*WHAT THE TASK ASKS*. Report only the number of lines in this material that include "มกราคม".

*MATERIAL*.
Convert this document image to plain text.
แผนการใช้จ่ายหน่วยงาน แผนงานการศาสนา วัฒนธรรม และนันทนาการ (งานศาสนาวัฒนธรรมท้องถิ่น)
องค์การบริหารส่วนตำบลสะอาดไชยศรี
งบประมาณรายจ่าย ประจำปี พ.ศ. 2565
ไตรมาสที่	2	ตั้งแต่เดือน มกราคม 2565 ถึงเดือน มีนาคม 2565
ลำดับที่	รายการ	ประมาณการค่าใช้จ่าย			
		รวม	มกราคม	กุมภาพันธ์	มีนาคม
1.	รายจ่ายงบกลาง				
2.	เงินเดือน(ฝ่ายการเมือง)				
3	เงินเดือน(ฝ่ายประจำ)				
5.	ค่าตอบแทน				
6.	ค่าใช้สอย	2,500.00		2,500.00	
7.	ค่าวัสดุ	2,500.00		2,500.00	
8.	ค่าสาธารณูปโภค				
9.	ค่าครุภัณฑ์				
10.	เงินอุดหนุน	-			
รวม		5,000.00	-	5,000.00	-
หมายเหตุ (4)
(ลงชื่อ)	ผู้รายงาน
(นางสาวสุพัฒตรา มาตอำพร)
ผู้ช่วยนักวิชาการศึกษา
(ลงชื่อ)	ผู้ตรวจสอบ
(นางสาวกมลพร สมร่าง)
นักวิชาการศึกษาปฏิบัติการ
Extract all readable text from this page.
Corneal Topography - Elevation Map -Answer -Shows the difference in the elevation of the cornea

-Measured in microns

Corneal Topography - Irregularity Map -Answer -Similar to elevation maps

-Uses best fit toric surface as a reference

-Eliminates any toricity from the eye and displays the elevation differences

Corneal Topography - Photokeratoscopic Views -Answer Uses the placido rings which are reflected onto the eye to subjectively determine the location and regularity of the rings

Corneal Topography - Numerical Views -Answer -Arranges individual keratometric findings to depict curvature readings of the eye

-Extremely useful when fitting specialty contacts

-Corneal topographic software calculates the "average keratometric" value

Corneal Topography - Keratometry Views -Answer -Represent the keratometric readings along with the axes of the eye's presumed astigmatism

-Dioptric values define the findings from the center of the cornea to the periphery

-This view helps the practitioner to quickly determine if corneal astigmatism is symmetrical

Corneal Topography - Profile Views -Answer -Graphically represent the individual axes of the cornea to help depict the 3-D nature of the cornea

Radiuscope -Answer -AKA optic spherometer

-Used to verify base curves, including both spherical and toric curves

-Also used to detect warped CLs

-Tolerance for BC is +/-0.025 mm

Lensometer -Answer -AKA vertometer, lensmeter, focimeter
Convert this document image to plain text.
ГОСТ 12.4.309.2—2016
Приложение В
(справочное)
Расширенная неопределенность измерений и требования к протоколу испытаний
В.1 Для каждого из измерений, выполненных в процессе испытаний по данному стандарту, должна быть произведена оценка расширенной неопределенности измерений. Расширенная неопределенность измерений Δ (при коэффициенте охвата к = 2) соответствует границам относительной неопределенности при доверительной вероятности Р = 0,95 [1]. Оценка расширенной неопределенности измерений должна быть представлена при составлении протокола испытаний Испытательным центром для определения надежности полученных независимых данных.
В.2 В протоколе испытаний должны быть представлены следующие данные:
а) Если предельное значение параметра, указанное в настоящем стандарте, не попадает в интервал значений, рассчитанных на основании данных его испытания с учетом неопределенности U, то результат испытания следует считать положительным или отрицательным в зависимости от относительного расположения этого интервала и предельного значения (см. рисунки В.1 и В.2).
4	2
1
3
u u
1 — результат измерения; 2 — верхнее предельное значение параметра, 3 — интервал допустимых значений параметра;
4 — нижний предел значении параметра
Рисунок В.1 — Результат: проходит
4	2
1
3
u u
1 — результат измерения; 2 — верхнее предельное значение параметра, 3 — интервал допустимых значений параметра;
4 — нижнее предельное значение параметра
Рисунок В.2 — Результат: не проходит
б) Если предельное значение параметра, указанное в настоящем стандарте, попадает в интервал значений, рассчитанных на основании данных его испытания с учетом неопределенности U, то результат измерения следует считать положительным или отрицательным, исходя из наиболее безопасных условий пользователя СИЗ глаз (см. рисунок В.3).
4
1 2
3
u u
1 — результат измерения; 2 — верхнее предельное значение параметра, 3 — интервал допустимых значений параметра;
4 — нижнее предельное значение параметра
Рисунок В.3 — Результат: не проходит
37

*REPLY*. 2